====== Records for the exercise ======
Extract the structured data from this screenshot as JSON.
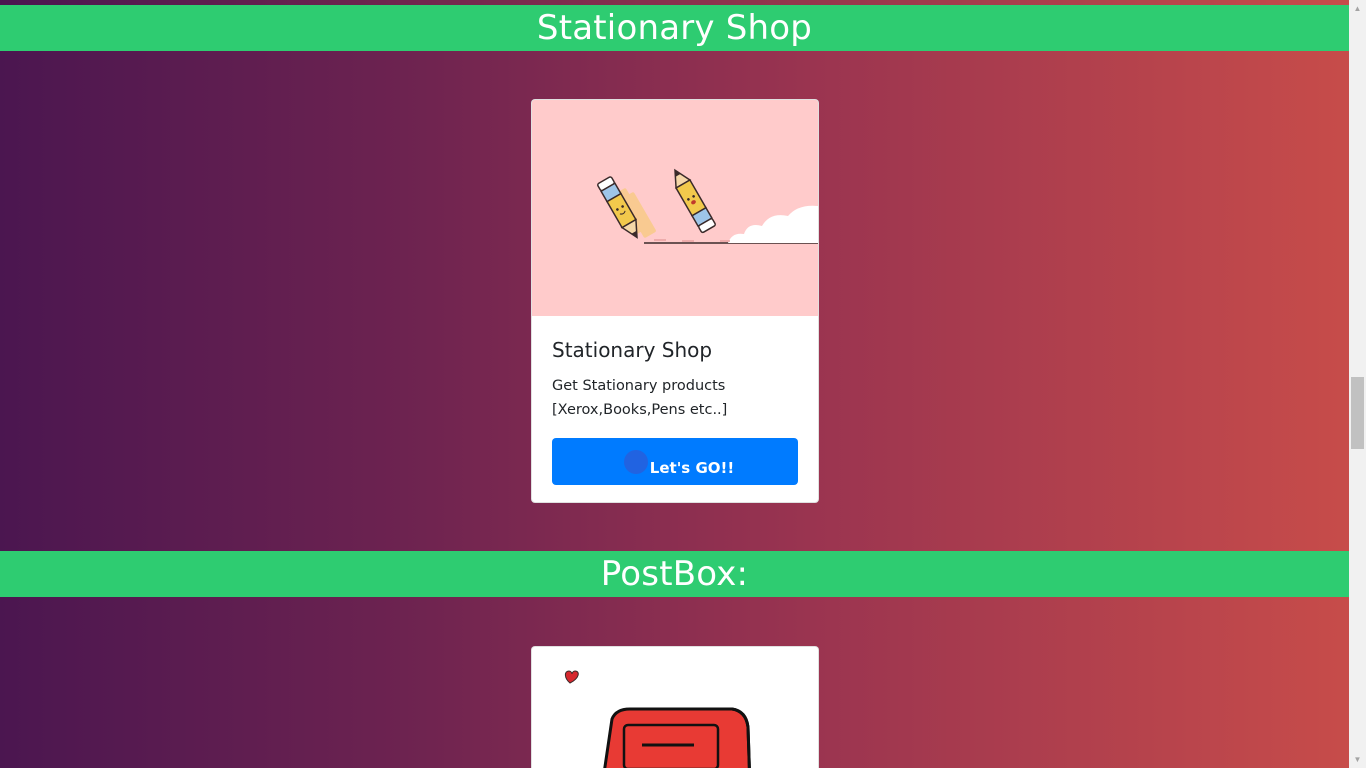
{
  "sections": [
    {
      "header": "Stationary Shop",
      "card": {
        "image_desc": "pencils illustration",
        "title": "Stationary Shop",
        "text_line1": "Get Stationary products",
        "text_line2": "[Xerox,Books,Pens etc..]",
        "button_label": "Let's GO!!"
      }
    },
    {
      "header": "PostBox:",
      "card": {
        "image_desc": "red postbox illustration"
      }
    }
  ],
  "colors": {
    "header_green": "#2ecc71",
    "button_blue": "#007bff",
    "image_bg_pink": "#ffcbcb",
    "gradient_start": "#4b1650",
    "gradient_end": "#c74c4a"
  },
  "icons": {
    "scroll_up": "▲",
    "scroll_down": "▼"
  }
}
======
====== Records for the exercise ======
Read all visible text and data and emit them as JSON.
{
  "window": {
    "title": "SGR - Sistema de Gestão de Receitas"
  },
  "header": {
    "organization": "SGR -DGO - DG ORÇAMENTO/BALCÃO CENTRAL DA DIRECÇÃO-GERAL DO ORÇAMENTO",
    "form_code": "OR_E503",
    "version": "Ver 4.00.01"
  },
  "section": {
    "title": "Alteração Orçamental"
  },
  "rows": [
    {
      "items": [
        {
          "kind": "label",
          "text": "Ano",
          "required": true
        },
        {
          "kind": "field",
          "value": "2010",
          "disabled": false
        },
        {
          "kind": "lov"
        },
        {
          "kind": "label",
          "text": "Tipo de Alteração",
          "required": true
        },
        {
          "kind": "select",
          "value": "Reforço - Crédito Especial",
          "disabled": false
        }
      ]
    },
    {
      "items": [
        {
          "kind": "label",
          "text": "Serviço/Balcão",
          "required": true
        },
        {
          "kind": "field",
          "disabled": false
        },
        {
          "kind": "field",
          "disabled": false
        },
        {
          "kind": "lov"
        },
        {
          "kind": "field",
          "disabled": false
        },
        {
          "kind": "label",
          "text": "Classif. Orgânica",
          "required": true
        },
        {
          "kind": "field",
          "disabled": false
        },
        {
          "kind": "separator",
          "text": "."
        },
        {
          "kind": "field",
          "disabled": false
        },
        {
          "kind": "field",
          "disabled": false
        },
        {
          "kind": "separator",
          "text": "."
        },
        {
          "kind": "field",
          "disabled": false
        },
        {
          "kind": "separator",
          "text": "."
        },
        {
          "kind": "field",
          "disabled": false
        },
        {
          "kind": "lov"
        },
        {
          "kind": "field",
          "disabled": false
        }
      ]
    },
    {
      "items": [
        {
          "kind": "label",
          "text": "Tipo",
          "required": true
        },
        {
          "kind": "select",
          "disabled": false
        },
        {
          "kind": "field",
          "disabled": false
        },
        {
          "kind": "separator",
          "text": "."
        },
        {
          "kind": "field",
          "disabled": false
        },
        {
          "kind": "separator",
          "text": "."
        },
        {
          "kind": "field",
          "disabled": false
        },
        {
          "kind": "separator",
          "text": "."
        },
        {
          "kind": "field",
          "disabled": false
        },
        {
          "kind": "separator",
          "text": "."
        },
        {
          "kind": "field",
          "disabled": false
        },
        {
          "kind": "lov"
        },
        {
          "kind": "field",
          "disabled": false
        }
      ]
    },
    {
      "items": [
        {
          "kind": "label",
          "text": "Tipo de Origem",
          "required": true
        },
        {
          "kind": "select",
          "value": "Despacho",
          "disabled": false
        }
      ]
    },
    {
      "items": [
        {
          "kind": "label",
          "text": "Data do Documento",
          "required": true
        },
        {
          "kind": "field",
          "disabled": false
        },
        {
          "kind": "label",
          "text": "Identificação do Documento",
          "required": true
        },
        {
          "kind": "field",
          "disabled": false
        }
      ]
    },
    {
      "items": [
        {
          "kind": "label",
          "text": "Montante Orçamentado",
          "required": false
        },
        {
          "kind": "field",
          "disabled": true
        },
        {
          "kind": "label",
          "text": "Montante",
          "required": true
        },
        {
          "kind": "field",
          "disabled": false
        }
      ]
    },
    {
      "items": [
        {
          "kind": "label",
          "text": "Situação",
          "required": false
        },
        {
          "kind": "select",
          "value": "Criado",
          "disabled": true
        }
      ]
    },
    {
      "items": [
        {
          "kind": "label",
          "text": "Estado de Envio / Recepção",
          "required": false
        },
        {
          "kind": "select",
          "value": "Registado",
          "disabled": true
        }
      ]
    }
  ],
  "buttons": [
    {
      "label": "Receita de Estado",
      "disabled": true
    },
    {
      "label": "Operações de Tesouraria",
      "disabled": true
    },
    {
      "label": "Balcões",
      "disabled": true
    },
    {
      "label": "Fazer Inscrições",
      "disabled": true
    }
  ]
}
======
**Written exercise**
Look over the listing above. Pick out and copy every line that includes "Tipo".

**Response below**
          "text": "Tipo de Alteração",
          "text": "Tipo",
          "text": "Tipo de Origem",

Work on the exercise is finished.